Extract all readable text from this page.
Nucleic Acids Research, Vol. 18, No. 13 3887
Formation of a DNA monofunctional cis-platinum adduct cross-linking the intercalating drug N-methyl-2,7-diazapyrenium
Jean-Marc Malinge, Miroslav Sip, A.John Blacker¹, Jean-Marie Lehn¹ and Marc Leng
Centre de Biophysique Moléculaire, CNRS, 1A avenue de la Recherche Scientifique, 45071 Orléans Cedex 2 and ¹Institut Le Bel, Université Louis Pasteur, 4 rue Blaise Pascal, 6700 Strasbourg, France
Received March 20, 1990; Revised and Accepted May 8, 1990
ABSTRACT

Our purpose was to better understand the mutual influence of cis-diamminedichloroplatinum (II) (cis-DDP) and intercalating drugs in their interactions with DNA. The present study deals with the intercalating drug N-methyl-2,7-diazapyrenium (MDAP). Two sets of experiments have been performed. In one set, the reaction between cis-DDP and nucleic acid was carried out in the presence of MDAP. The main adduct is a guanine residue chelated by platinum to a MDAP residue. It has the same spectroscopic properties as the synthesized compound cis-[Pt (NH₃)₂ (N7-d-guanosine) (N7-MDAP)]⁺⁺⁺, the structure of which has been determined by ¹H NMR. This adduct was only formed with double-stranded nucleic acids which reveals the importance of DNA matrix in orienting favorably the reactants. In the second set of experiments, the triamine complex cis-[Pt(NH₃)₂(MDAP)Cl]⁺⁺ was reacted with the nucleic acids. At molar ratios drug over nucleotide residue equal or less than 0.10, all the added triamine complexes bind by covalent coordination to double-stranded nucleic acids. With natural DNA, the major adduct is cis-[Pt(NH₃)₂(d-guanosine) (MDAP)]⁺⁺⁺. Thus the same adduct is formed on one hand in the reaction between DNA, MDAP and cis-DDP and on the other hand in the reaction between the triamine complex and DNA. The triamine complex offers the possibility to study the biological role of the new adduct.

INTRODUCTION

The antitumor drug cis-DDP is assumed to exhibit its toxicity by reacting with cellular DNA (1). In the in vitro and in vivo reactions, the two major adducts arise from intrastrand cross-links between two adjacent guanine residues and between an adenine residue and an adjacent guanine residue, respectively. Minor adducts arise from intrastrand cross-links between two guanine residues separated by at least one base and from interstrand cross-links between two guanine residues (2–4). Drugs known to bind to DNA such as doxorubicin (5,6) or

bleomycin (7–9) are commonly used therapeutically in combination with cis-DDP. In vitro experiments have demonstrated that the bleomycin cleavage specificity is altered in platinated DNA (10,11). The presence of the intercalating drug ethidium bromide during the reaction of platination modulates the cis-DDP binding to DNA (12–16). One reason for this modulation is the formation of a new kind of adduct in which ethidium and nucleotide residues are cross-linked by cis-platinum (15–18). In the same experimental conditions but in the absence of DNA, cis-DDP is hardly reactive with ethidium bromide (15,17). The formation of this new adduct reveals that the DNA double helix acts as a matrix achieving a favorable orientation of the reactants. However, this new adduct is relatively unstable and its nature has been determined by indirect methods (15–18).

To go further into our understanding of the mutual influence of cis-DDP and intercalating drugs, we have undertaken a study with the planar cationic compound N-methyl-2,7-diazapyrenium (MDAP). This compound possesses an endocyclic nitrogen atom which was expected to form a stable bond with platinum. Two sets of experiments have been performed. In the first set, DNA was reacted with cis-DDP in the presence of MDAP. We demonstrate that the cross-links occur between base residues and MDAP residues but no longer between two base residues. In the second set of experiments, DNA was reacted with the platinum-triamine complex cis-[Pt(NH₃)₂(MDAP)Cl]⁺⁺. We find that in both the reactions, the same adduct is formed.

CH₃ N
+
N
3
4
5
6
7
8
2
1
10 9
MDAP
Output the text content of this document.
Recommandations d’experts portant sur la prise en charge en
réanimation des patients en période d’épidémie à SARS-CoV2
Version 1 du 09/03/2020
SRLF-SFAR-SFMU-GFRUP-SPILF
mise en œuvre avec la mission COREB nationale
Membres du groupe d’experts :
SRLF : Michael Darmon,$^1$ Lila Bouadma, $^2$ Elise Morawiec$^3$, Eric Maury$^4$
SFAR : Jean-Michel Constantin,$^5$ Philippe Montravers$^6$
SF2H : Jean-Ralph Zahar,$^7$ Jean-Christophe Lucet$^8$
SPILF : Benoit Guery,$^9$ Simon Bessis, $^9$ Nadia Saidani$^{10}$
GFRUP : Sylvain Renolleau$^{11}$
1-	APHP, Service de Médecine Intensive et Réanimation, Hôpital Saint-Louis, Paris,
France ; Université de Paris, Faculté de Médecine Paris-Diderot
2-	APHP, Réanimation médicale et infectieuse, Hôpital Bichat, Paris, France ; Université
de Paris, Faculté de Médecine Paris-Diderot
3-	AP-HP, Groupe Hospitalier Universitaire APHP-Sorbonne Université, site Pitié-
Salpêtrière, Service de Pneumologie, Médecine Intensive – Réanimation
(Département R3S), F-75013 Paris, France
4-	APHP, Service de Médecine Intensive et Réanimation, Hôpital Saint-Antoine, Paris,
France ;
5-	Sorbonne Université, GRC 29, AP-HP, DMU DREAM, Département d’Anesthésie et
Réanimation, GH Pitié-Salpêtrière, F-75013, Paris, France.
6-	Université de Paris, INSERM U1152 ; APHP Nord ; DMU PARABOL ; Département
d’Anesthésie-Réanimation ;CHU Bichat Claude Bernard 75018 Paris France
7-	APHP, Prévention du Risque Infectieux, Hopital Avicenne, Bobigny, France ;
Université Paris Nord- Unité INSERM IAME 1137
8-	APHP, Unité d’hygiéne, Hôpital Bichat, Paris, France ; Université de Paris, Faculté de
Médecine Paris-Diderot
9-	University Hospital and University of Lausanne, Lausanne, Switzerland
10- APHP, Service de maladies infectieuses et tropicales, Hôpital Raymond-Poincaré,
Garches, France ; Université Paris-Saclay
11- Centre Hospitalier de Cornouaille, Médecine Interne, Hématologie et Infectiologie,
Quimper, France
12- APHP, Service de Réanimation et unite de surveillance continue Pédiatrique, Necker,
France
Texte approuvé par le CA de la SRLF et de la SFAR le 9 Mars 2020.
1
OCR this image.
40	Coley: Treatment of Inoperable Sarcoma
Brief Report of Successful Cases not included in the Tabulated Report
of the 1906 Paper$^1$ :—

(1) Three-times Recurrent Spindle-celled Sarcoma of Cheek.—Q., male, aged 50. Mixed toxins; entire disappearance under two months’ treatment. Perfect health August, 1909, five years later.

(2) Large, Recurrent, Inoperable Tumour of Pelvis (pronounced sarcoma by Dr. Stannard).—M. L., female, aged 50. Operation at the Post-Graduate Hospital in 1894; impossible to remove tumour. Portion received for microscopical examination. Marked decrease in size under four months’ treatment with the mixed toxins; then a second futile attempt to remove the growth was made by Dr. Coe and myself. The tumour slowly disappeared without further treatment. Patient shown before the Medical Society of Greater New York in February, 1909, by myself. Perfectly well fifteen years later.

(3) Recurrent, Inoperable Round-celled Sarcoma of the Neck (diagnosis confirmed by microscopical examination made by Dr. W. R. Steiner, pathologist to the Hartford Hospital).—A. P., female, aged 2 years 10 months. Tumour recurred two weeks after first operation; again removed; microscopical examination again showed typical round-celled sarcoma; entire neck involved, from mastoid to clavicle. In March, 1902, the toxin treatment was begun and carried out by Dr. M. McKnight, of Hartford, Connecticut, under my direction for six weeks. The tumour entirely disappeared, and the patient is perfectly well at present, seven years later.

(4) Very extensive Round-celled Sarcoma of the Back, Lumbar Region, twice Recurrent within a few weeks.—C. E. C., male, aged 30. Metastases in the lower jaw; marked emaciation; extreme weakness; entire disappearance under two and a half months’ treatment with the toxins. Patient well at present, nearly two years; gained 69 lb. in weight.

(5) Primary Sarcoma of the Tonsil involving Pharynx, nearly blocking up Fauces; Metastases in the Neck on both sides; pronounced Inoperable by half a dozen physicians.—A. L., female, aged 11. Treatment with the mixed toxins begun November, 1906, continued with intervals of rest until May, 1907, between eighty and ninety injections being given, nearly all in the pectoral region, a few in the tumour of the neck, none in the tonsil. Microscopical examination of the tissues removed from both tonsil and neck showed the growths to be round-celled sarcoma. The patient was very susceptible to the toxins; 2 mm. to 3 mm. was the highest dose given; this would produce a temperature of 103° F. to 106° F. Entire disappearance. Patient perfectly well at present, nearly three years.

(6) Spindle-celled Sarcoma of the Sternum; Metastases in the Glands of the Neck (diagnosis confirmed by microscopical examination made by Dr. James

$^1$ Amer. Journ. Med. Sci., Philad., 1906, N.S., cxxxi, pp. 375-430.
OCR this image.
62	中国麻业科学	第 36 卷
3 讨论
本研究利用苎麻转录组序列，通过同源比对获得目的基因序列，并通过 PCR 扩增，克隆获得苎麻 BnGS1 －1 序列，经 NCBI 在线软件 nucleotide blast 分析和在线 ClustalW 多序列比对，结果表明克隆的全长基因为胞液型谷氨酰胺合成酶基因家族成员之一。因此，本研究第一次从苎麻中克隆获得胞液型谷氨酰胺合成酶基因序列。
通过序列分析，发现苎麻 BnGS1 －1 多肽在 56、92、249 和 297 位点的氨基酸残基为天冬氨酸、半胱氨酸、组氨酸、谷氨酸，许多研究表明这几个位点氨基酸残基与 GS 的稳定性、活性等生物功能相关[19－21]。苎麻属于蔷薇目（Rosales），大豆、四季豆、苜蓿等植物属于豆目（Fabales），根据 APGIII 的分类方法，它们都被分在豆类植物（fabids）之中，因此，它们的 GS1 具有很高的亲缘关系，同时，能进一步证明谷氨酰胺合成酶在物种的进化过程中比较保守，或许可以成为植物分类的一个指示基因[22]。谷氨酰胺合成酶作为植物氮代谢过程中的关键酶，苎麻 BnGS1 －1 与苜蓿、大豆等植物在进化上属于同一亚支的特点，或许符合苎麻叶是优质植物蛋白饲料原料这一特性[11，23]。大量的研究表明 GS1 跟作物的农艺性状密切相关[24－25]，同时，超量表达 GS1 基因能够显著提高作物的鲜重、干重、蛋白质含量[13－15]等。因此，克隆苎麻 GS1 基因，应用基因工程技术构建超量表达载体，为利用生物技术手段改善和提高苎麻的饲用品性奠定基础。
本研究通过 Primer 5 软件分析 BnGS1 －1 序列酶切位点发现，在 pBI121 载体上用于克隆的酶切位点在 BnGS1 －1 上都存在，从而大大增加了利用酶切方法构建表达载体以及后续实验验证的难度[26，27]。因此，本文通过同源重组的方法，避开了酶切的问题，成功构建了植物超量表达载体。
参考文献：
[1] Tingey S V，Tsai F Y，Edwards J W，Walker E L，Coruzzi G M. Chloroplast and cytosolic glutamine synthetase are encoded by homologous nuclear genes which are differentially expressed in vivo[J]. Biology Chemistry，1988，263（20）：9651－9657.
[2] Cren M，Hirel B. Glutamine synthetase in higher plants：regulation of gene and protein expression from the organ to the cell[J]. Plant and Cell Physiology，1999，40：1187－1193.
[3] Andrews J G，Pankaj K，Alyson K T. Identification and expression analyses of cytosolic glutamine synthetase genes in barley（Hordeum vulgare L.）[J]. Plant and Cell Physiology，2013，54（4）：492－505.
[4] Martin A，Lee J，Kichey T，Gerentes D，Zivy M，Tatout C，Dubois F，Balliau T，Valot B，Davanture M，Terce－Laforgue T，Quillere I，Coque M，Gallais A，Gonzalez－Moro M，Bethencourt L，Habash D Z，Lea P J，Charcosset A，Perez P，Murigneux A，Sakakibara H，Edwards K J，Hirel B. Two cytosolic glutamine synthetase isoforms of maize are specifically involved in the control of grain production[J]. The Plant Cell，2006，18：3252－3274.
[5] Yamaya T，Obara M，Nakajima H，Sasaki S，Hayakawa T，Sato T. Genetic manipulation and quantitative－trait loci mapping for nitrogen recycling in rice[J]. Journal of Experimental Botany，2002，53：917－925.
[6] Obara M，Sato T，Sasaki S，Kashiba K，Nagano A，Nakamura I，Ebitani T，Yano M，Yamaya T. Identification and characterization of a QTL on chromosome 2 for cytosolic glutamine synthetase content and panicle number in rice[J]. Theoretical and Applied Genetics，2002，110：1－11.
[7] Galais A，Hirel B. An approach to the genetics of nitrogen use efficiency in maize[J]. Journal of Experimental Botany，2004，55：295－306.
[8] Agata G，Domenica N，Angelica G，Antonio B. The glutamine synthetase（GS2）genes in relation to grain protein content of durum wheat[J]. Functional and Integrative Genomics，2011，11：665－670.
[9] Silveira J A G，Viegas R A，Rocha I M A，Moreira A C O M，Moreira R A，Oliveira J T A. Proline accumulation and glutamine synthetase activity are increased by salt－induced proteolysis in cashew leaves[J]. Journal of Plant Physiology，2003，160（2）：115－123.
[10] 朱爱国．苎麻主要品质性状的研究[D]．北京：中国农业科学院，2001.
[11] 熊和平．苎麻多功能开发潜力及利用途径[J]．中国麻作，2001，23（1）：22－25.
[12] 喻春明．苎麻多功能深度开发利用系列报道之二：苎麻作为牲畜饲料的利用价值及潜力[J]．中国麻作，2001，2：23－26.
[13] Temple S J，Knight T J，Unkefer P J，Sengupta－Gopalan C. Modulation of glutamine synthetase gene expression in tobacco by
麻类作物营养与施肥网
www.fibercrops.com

# What the exercise asks
Within the material above, report how many lines carry the word "weeks", and nothing else.

# Your response
2